• [Requirement]: Quote the lines below word for word, from the first line through the line containing "subtitle: framework for", with both of those lines included.

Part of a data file

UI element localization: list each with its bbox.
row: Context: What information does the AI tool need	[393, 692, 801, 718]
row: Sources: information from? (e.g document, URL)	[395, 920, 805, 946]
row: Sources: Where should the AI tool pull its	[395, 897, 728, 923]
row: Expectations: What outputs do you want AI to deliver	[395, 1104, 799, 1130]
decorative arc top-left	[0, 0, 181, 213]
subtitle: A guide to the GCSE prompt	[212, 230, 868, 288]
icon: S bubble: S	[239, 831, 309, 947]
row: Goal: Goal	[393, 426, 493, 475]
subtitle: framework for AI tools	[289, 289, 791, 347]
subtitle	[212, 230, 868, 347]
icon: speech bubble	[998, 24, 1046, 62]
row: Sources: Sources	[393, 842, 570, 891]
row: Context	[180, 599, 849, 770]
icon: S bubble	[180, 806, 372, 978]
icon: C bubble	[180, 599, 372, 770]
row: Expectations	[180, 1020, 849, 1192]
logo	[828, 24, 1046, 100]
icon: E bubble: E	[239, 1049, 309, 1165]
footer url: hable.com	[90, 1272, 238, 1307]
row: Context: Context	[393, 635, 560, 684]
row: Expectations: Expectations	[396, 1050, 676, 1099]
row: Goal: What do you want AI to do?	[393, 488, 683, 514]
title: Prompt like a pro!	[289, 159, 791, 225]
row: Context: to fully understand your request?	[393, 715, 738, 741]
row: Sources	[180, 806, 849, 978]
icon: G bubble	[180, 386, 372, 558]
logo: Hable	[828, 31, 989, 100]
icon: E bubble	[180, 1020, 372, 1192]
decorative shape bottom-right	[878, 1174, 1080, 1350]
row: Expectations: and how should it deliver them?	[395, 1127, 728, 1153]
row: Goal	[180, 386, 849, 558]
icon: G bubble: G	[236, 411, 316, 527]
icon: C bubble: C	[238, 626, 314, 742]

• [Exercise result]:
UI element localization: list each with its bbox.
row: Context: What information does the AI tool need	[393, 692, 801, 718]
row: Sources: information from? (e.g document, URL)	[395, 920, 805, 946]
row: Sources: Where should the AI tool pull its	[395, 897, 728, 923]
row: Expectations: What outputs do you want AI to deliver	[395, 1104, 799, 1130]
decorative arc top-left	[0, 0, 181, 213]
subtitle: A guide to the GCSE prompt	[212, 230, 868, 288]
icon: S bubble: S	[239, 831, 309, 947]
row: Goal: Goal	[393, 426, 493, 475]
subtitle: framework for AI tools	[289, 289, 791, 347]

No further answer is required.